Text to read
☆ ☆ ☆ ☆ ☆
According to a report from the Tampa Bay Times last year, roughly 7,500 Baker Act incidents have occurred since 2012—roughly 1,000 per year. That’s more cases than just those involving “imminent harm.”
Nadia did throw a temper tantrum at school. Though she was perfectly calm, even “pleasant” by the time officers picked her up, faculty reported that she had been throwing items around the room. It is possible someone was going to get hurt.
But is it really the kind of mental breakdown demanding involuntary commitment to an institution? Or could it be “merely a negative reaction to stress,” as Enrico Gnaulati suggests in Back to Normal: Why Ordinary Childhood Behavior Is Mistaken for ADHD, Bipolar Disorder, and Autism Spectrum Disorder?
Gnaulti points out that schools today confront children with academic and social expectations beyond the children’s levels of development, while simultaneously taking away “the means to cope with that stress—animated, kinetic, imaginative play.”
Perhaps most shocking of all is that, despite the school’s claims that they made efforts to “de-escalate” the crisis before Nadia was hauled off, apparently none of those de-escalation efforts included contacting the girl’s mother.
By the time Martina Falk learned her daughter was having a tantrum, Nadia was already on her way to the mental health facility.
Fortunately, however, the days of schools, doctors, counselors, and others intruding into the private lives of families may be coming to an end in the Sunshine State.
Parents’ Bill of Rights to the Rescue?
While by no means a response to the Baker Act, Senate Bill 1634 and House Bill 1059, companion bills proposing the Parents’ Bill of Rights, would strengthen the role of parents like Martina in the lives of their children. By clearly outlining various rights parents have in raising their children, the law would keep the child’s caregivers from being cut out of these vital child-healthcare decisions.
This concept should already be a no-brainer. The US Supreme Court in 1979’s Parham v. J.R. made clear that, because children are not able to make wise and informed decisions for their own health care or mental health much of the time, “parents can and must make those decisions.”
☆ ☆ ☆ ☆ ☆
Aim
From the Baker Act article above, return verbatim the passage that opens with "According to a" and closes with "Autism Spectrum Disorder?".

Record list
☆ ☆ ☆ ☆ ☆
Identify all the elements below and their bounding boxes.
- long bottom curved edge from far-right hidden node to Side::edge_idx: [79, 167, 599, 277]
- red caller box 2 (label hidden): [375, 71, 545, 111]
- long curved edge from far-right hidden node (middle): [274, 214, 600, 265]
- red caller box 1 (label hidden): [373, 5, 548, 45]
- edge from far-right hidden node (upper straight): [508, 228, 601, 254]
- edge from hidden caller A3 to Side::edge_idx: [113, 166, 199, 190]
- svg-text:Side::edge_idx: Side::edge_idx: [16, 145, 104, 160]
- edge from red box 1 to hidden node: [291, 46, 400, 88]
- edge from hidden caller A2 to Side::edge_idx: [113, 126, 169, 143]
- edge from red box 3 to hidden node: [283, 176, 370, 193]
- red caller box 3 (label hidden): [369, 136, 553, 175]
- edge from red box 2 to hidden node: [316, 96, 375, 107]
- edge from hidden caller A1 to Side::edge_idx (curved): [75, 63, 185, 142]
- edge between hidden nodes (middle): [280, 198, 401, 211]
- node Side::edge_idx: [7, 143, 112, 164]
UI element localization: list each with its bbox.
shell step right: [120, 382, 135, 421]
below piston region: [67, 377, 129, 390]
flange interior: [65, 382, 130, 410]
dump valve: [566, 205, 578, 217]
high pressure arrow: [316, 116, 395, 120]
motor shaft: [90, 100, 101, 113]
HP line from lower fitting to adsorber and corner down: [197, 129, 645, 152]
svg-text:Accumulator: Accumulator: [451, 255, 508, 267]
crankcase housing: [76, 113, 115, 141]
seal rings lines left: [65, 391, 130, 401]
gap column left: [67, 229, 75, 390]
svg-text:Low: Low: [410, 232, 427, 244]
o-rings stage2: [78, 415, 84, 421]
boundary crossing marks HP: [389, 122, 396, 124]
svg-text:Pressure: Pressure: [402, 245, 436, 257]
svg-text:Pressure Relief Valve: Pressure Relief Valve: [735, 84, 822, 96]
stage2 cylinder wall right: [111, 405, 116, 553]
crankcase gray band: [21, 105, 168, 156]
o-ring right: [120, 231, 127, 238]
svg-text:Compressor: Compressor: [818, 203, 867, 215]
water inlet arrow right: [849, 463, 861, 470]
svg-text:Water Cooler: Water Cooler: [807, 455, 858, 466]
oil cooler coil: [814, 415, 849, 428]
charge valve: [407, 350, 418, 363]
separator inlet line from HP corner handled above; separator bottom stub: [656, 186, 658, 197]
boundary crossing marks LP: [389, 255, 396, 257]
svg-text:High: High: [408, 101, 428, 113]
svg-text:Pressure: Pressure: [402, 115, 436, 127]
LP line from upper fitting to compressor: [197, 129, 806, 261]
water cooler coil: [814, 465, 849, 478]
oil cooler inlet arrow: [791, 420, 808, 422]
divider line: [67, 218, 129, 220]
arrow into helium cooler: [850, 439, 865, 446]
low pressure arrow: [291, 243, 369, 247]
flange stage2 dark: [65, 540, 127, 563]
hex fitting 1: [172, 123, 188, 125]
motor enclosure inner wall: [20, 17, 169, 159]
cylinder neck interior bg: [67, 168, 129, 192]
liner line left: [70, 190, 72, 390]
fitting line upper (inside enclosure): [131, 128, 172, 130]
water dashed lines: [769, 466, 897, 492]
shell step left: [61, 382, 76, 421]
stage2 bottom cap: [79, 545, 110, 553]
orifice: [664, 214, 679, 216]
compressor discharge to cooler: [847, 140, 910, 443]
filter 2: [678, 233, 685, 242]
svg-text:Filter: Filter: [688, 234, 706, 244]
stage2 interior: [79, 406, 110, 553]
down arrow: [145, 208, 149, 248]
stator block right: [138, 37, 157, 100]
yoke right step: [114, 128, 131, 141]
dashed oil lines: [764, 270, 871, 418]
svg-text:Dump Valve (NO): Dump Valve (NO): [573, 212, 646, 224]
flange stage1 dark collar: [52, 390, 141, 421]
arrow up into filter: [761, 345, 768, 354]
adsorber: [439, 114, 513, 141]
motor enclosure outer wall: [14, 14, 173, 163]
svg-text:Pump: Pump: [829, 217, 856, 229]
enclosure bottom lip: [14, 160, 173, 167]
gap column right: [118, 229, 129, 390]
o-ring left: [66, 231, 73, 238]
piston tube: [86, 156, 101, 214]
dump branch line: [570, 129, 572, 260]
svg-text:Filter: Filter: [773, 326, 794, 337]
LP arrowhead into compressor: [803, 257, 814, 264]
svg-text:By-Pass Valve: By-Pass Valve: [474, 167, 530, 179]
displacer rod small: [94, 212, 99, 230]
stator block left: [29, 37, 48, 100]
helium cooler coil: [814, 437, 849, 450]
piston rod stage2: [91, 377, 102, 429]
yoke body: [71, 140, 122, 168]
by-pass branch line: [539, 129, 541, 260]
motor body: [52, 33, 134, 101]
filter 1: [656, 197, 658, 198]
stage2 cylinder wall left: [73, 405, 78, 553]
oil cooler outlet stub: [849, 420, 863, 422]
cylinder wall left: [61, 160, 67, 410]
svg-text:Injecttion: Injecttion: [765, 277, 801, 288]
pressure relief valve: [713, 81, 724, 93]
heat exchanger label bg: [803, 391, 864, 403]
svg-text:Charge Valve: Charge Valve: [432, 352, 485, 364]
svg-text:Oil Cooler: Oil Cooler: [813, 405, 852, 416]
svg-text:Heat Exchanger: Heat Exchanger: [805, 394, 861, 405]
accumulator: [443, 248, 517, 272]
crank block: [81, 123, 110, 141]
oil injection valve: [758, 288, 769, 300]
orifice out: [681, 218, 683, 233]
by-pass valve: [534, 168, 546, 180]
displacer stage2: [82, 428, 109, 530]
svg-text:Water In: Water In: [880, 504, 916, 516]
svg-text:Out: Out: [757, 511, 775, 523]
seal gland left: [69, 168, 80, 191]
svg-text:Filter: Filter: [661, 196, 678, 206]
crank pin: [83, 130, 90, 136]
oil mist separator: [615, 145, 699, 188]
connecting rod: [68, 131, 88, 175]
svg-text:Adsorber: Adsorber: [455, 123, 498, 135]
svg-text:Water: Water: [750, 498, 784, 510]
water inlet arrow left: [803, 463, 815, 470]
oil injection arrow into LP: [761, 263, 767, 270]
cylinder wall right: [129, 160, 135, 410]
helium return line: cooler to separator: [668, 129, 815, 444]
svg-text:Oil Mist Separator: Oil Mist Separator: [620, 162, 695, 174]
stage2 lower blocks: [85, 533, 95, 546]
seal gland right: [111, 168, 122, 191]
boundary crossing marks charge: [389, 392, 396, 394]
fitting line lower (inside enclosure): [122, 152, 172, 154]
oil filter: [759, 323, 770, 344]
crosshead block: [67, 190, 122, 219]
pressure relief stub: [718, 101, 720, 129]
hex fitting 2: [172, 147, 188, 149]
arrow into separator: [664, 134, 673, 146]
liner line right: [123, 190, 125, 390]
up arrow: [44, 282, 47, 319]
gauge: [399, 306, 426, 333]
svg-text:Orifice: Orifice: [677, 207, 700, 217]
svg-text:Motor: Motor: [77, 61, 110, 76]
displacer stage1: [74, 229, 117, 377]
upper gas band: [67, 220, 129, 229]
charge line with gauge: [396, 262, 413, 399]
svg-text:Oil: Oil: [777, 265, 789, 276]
☆ ☆ ☆ ☆ ☆
Result
According to a report from the Tampa Bay Times last year, roughly 7,500 Baker Act incidents have occurred since 2012—roughly 1,000 per year. That’s more cases than just those involving “imminent harm.”
Nadia did throw a temper tantrum at school. Though she was perfectly calm, even “pleasant” by the time officers picked her up, faculty reported that she had been throwing items around the room. It is possible someone was going to get hurt.
But is it really the kind of mental breakdown demanding involuntary commitment to an institution? Or could it be “merely a negative reaction to stress,” as Enrico Gnaulati suggests in Back to Normal: Why Ordinary Childhood Behavior Is Mistaken for ADHD, Bipolar Disorder, and Autism Spectrum Disorder?